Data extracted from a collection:
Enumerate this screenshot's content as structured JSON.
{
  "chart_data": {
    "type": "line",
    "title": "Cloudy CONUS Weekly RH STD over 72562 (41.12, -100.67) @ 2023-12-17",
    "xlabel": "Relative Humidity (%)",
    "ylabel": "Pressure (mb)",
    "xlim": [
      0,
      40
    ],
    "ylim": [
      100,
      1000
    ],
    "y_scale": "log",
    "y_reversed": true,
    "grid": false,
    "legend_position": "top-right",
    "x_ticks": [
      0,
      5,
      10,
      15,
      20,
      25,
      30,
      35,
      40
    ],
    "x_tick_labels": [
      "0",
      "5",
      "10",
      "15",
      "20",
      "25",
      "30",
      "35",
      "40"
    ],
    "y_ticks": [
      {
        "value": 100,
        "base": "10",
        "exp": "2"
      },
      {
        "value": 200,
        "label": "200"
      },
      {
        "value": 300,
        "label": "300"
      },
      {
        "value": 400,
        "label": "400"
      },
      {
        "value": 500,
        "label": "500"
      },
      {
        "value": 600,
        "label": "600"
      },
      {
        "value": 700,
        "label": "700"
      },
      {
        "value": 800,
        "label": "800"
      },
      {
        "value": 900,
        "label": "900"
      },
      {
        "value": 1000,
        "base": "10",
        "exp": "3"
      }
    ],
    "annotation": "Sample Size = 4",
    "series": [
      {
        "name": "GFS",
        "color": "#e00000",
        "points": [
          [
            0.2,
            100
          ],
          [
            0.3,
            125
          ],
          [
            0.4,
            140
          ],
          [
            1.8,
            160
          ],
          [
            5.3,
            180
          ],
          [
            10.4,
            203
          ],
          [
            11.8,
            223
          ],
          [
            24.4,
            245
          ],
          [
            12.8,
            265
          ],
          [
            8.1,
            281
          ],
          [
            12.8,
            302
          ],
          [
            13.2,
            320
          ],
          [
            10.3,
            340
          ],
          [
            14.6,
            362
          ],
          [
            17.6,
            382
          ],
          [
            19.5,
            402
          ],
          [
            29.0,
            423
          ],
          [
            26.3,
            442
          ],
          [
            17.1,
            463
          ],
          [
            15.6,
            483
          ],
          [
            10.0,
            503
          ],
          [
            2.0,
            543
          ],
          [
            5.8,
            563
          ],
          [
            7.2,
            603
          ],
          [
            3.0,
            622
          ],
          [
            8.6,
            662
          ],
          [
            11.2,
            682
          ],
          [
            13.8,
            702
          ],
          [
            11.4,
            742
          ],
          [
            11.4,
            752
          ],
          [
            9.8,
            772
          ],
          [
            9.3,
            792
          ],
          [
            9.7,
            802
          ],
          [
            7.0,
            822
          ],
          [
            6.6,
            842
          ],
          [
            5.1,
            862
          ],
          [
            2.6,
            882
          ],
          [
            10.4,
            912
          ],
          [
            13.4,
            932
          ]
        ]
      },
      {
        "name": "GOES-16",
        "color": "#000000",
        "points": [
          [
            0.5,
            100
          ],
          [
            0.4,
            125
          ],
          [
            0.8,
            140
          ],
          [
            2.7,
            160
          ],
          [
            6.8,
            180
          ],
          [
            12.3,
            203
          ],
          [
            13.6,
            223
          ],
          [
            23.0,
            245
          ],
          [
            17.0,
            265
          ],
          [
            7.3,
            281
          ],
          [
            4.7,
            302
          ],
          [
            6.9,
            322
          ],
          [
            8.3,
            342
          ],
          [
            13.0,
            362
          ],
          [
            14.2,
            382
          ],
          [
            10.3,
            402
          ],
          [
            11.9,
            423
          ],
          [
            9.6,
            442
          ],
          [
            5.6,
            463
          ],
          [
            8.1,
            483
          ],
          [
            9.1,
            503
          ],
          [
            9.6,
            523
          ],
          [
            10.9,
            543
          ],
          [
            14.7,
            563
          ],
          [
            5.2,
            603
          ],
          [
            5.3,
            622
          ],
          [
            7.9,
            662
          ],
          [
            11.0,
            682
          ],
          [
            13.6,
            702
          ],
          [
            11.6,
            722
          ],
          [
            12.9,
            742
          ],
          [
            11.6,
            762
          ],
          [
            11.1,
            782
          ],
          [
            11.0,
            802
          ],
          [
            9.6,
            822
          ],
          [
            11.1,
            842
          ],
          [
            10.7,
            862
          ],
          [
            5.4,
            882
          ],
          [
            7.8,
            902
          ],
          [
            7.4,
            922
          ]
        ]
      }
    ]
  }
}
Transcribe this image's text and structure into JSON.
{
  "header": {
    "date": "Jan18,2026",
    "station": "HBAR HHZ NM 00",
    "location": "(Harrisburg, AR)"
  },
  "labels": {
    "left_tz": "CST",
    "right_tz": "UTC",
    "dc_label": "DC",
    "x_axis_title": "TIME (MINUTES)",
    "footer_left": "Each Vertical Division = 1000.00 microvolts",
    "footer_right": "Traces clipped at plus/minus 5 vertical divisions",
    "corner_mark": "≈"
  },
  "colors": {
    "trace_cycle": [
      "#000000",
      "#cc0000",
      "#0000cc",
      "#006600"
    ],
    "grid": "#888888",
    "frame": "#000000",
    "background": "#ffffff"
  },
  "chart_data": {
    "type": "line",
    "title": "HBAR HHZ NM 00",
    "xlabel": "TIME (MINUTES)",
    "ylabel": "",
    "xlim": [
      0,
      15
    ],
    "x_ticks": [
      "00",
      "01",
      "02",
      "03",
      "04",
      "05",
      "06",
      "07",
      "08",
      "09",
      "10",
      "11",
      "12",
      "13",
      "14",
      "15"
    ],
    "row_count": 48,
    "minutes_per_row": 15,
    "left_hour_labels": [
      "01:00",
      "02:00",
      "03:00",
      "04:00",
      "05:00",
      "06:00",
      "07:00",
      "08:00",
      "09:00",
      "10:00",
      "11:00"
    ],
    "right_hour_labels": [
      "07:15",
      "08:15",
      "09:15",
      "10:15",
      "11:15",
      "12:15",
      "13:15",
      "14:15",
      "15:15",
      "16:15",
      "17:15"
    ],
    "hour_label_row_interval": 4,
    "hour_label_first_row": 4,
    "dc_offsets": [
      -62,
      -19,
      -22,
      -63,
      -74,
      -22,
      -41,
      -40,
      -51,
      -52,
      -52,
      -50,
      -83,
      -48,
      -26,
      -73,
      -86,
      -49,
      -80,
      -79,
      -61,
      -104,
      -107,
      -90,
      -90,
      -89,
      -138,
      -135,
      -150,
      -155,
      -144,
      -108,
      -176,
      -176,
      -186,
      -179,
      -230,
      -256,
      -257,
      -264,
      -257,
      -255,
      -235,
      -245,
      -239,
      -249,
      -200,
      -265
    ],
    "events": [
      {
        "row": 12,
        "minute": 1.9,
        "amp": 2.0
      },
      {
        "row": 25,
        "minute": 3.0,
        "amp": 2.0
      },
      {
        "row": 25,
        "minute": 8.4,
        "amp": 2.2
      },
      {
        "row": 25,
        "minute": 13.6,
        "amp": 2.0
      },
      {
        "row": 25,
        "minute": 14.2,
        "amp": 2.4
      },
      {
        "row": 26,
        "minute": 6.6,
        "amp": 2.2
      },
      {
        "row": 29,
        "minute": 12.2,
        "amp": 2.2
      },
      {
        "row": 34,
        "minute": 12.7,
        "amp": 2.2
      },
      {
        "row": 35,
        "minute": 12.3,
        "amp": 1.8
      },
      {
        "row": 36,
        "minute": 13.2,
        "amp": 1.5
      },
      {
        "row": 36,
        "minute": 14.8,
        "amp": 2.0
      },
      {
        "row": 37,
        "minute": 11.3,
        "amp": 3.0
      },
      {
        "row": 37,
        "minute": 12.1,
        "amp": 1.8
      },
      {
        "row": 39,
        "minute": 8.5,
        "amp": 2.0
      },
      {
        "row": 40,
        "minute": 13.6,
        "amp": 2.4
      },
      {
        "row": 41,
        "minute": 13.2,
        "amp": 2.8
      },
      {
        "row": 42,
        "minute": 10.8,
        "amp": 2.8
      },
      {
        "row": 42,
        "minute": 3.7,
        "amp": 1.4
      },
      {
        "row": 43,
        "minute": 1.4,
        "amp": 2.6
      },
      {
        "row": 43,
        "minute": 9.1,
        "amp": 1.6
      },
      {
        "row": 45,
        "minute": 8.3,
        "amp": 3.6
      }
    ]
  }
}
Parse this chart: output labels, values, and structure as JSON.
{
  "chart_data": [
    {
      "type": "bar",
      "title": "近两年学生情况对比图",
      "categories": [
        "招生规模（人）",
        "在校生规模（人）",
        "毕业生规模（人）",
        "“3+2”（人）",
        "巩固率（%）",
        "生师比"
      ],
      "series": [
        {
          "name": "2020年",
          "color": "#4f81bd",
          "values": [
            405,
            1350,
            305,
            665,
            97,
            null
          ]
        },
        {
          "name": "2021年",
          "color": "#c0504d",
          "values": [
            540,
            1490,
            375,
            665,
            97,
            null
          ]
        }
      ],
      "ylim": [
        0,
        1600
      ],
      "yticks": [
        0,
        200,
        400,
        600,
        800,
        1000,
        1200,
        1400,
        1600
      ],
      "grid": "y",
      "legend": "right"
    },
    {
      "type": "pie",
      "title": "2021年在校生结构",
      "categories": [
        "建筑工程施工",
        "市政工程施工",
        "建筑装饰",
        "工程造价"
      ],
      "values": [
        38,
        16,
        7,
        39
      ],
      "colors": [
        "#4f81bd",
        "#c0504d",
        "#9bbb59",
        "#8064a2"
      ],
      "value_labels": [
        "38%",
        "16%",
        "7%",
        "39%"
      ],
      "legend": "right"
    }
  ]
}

Problem statement: Gather each line from the entries above that includes the word "type".

Task answer:
    "type": "line",
    "type": "line",
      "type": "bar",
      "type": "pie",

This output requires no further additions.